▶ **EXTRAIT CHOISI**:

════════════════

Plus fondamentalement, on en revient au débat de fond sur l'immigration. Pourquoi laisse-t-on entrer sur ce territoire, avec tous les « privilèges » dont peuvent se prévaloir les citoyens (en particulier des services publics gratuits), des étrangers dont les valeurs et les coutumes sont si différentes de celles de la majorité? Les libertariens sont évidemment en faveur de la liberté de circuler et ne proposent pas l'adoption d'une politique d'immigration plus restrictive. Sauf que dans une société libertarienne, où l'État ne contrôlerait plus l'entrée et les sorties sur un territoire national, il y aurait d'autres formes de contrôle reflétant non pas des critères politiques et bureaucratiques, mais la volonté de la population s'exprimant dans un marché libre.

L'une de ces formes de contrôle serait le droit de décider quoi faire avec sa personne et sa propriété et donc de pratiquer une discrimination envers certaines personnes. Ce droit fondamental – qu'on nous a enlevé dans de nombreuses situations – enverrait un message clair à ceux qui ne sont pas les bienvenus ici. On ne devrait pas pouvoir expulser une femme portant une burqa, ni la forcer à l'enlever. Sauf que si personne ne souhaite transiger avec elle – ni lui acheter ou lui vendre quelque chose, ni la soigner, ni éduquer ses enfants (la santé et l'éducation sont devenus des services privés), ni lui louer un appartement, ni l'embaucher – eh bien, cette femme aura le choix de s'habiller comme une personne civilisée ou bien de retourner vivre dans sa société d'origine.

════════════════

▶ **DONNÉES FOURNIES**:
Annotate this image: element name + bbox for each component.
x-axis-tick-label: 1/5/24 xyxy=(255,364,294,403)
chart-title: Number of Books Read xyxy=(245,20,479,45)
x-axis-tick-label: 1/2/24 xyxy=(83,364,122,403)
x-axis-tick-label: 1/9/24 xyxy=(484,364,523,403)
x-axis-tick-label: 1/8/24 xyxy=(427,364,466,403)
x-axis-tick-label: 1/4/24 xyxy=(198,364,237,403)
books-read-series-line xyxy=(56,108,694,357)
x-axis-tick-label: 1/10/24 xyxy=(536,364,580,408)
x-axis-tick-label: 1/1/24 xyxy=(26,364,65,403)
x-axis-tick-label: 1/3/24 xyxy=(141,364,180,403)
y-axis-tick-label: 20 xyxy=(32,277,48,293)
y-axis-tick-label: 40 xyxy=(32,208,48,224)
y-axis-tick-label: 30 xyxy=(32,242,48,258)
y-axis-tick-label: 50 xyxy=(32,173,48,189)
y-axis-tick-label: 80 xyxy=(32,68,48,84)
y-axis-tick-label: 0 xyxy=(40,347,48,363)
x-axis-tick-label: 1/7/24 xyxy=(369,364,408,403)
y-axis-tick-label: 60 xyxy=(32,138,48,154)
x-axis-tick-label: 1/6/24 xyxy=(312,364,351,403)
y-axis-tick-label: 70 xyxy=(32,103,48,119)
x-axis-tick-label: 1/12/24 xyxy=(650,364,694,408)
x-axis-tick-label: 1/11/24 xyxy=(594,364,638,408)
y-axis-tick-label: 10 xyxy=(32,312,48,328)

════════════════

▶ **EXERCICES À FAIRE**:
1. Citez l'extrait sur l'immigration entre « Plus fondamentalement, on » et « un marché libre. », ces deux passages compris.
2. D'après l'extrait sur l'immigration, quels services sont devenus privés dans la société libertarienne décrite ?
La liste n'a aucun rapport avec l'extrait sur l'immigration.

▶ **CORRIGÉ DES EXERCICES**:
1.
Plus fondamentalement, on en revient au débat de fond sur l'immigration. Pourquoi laisse-t-on entrer sur ce territoire, avec tous les « privilèges » dont peuvent se prévaloir les citoyens (en particulier des services publics gratuits), des étrangers dont les valeurs et les coutumes sont si différentes de celles de la majorité? Les libertariens sont évidemment en faveur de la liberté de circuler et ne proposent pas l'adoption d'une politique d'immigration plus restrictive. Sauf que dans une société libertarienne, où l'État ne contrôlerait plus l'entrée et les sorties sur un territoire national, il y aurait d'autres formes de contrôle reflétant non pas des critères politiques et bureaucratiques, mais la volonté de la population s'exprimant dans un marché libre.

2. La santé et l'éducation.